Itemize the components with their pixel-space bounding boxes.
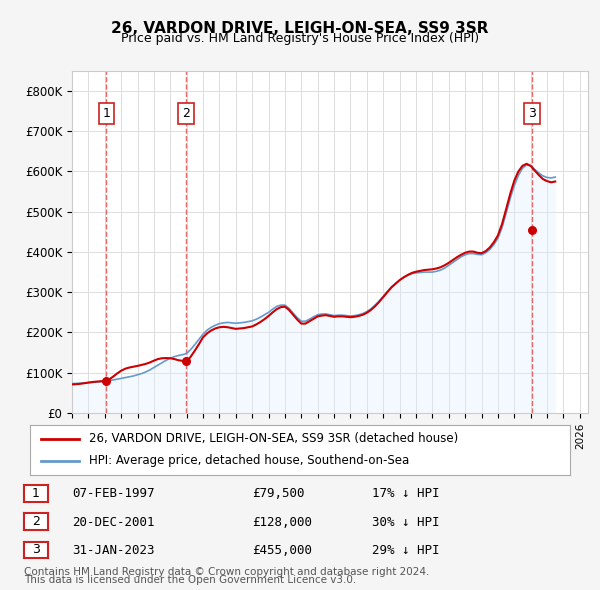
Point — [101, 376, 111, 386]
Text: 31-JAN-2023: 31-JAN-2023 — [72, 544, 155, 557]
Text: 07-FEB-1997: 07-FEB-1997 — [72, 487, 155, 500]
Text: 26, VARDON DRIVE, LEIGH-ON-SEA, SS9 3SR: 26, VARDON DRIVE, LEIGH-ON-SEA, SS9 3SR — [111, 21, 489, 35]
Text: 29% ↓ HPI: 29% ↓ HPI — [372, 544, 439, 557]
Text: £79,500: £79,500 — [252, 487, 305, 500]
Text: 2: 2 — [182, 107, 190, 120]
Text: 3: 3 — [528, 107, 536, 120]
Text: 17% ↓ HPI: 17% ↓ HPI — [372, 487, 439, 500]
Text: 20-DEC-2001: 20-DEC-2001 — [72, 516, 155, 529]
Text: This data is licensed under the Open Government Licence v3.0.: This data is licensed under the Open Gov… — [24, 575, 356, 585]
Text: 30% ↓ HPI: 30% ↓ HPI — [372, 516, 439, 529]
Text: 26, VARDON DRIVE, LEIGH-ON-SEA, SS9 3SR (detached house): 26, VARDON DRIVE, LEIGH-ON-SEA, SS9 3SR … — [89, 432, 458, 445]
Text: HPI: Average price, detached house, Southend-on-Sea: HPI: Average price, detached house, Sout… — [89, 454, 410, 467]
Text: 1: 1 — [32, 487, 40, 500]
Text: £455,000: £455,000 — [252, 544, 312, 557]
Point — [527, 225, 537, 235]
Point — [181, 357, 191, 366]
Text: Price paid vs. HM Land Registry's House Price Index (HPI): Price paid vs. HM Land Registry's House … — [121, 32, 479, 45]
Text: 1: 1 — [103, 107, 110, 120]
Text: 3: 3 — [32, 543, 40, 556]
Text: £128,000: £128,000 — [252, 516, 312, 529]
Text: Contains HM Land Registry data © Crown copyright and database right 2024.: Contains HM Land Registry data © Crown c… — [24, 567, 430, 577]
Text: 2: 2 — [32, 515, 40, 528]
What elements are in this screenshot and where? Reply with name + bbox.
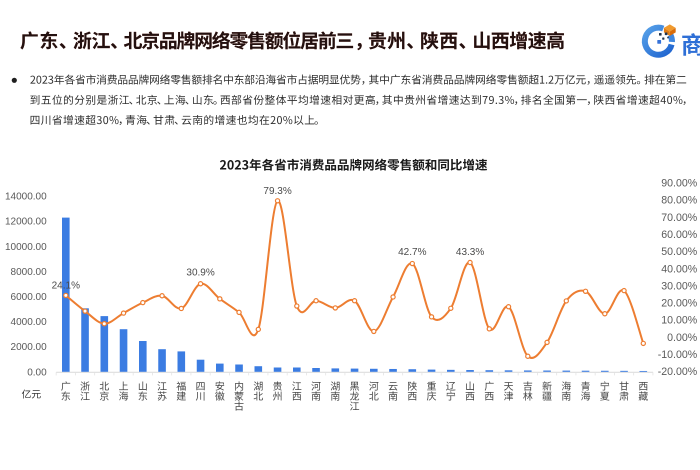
svg-text:79.3%: 79.3% — [263, 186, 291, 197]
svg-text:24.1%: 24.1% — [52, 280, 80, 291]
svg-text:50.00%: 50.00% — [661, 246, 698, 258]
svg-text:42.7%: 42.7% — [398, 247, 426, 258]
svg-text:8000.00: 8000.00 — [11, 267, 48, 278]
svg-text:80.00%: 80.00% — [661, 195, 698, 207]
svg-text:43.3%: 43.3% — [456, 247, 484, 258]
svg-text:70.00%: 70.00% — [661, 212, 698, 224]
svg-text:-20.00%: -20.00% — [658, 366, 698, 378]
svg-text:10.00%: 10.00% — [661, 315, 698, 327]
svg-text:6000.00: 6000.00 — [11, 292, 48, 303]
svg-text:2000.00: 2000.00 — [11, 342, 48, 353]
svg-text:10000.00: 10000.00 — [5, 242, 47, 253]
svg-text:30.9%: 30.9% — [186, 267, 214, 278]
svg-text:40.00%: 40.00% — [661, 263, 698, 275]
svg-text:4000.00: 4000.00 — [11, 317, 48, 328]
svg-text:12000.00: 12000.00 — [5, 217, 47, 228]
svg-text:0.00%: 0.00% — [667, 332, 698, 344]
svg-text:0.00: 0.00 — [27, 367, 47, 378]
svg-text:60.00%: 60.00% — [661, 229, 698, 241]
svg-text:20.00%: 20.00% — [661, 298, 698, 310]
svg-text:14000.00: 14000.00 — [5, 192, 47, 203]
svg-text:-10.00%: -10.00% — [658, 349, 698, 361]
svg-text:90.00%: 90.00% — [661, 178, 698, 190]
svg-text:30.00%: 30.00% — [661, 280, 698, 292]
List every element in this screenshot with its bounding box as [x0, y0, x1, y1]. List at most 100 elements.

◇ ◇ ◇ ◇ ◇ ◇ ◇

▶ DO THIS:
Reproduce all of the material above verbatim, line for line, leaving out the pictures.

▶ WORKED SOLUTION:
Itemize the components with their pixel-space bounding boxes.
Point — [101, 376, 111, 386]
Text: 31-JAN-2023: 31-JAN-2023 — [72, 544, 155, 557]
Text: 07-FEB-1997: 07-FEB-1997 — [72, 487, 155, 500]
Text: 26, VARDON DRIVE, LEIGH-ON-SEA, SS9 3SR: 26, VARDON DRIVE, LEIGH-ON-SEA, SS9 3SR — [111, 21, 489, 35]
Text: 29% ↓ HPI: 29% ↓ HPI — [372, 544, 439, 557]
Text: £79,500: £79,500 — [252, 487, 305, 500]
Text: 2: 2 — [182, 107, 190, 120]
Text: 3: 3 — [528, 107, 536, 120]
Text: 17% ↓ HPI: 17% ↓ HPI — [372, 487, 439, 500]
Text: 20-DEC-2001: 20-DEC-2001 — [72, 516, 155, 529]
Text: This data is licensed under the Open Government Licence v3.0.: This data is licensed under the Open Gov… — [24, 575, 356, 585]
Text: 30% ↓ HPI: 30% ↓ HPI — [372, 516, 439, 529]
Text: 26, VARDON DRIVE, LEIGH-ON-SEA, SS9 3SR (detached house): 26, VARDON DRIVE, LEIGH-ON-SEA, SS9 3SR … — [89, 432, 458, 445]
Text: HPI: Average price, detached house, Southend-on-Sea: HPI: Average price, detached house, Sout… — [89, 454, 410, 467]
Text: 1: 1 — [32, 487, 40, 500]
Text: £455,000: £455,000 — [252, 544, 312, 557]
Point — [527, 225, 537, 235]
Point — [181, 357, 191, 366]
Text: Price paid vs. HM Land Registry's House Price Index (HPI): Price paid vs. HM Land Registry's House … — [121, 32, 479, 45]
Text: 1: 1 — [103, 107, 110, 120]
Text: 3: 3 — [32, 543, 40, 556]
Text: £128,000: £128,000 — [252, 516, 312, 529]
Text: Contains HM Land Registry data © Crown copyright and database right 2024.: Contains HM Land Registry data © Crown c… — [24, 567, 430, 577]
Text: 2: 2 — [32, 515, 40, 528]
What elements are in this screenshot and where? Reply with name + bbox.
svg-text:79.3%: 79.3% — [263, 186, 291, 197]
svg-text:24.1%: 24.1% — [52, 280, 80, 291]
svg-text:50.00%: 50.00% — [661, 246, 698, 258]
svg-text:42.7%: 42.7% — [398, 247, 426, 258]
svg-text:8000.00: 8000.00 — [11, 267, 48, 278]
svg-text:80.00%: 80.00% — [661, 195, 698, 207]
svg-text:43.3%: 43.3% — [456, 247, 484, 258]
svg-text:70.00%: 70.00% — [661, 212, 698, 224]
svg-text:-20.00%: -20.00% — [658, 366, 698, 378]
svg-text:10.00%: 10.00% — [661, 315, 698, 327]
svg-text:6000.00: 6000.00 — [11, 292, 48, 303]
svg-text:2000.00: 2000.00 — [11, 342, 48, 353]
svg-text:10000.00: 10000.00 — [5, 242, 47, 253]
svg-text:30.9%: 30.9% — [186, 267, 214, 278]
svg-text:40.00%: 40.00% — [661, 263, 698, 275]
svg-text:4000.00: 4000.00 — [11, 317, 48, 328]
svg-text:12000.00: 12000.00 — [5, 217, 47, 228]
svg-text:0.00%: 0.00% — [667, 332, 698, 344]
svg-text:0.00: 0.00 — [27, 367, 47, 378]
svg-text:60.00%: 60.00% — [661, 229, 698, 241]
svg-text:20.00%: 20.00% — [661, 298, 698, 310]
svg-text:14000.00: 14000.00 — [5, 192, 47, 203]
svg-text:-10.00%: -10.00% — [658, 349, 698, 361]
svg-text:90.00%: 90.00% — [661, 178, 698, 190]
svg-text:30.00%: 30.00% — [661, 280, 698, 292]
List every element in this screenshot with its bounding box as [x0, y0, x1, y1]. List at most 100 elements.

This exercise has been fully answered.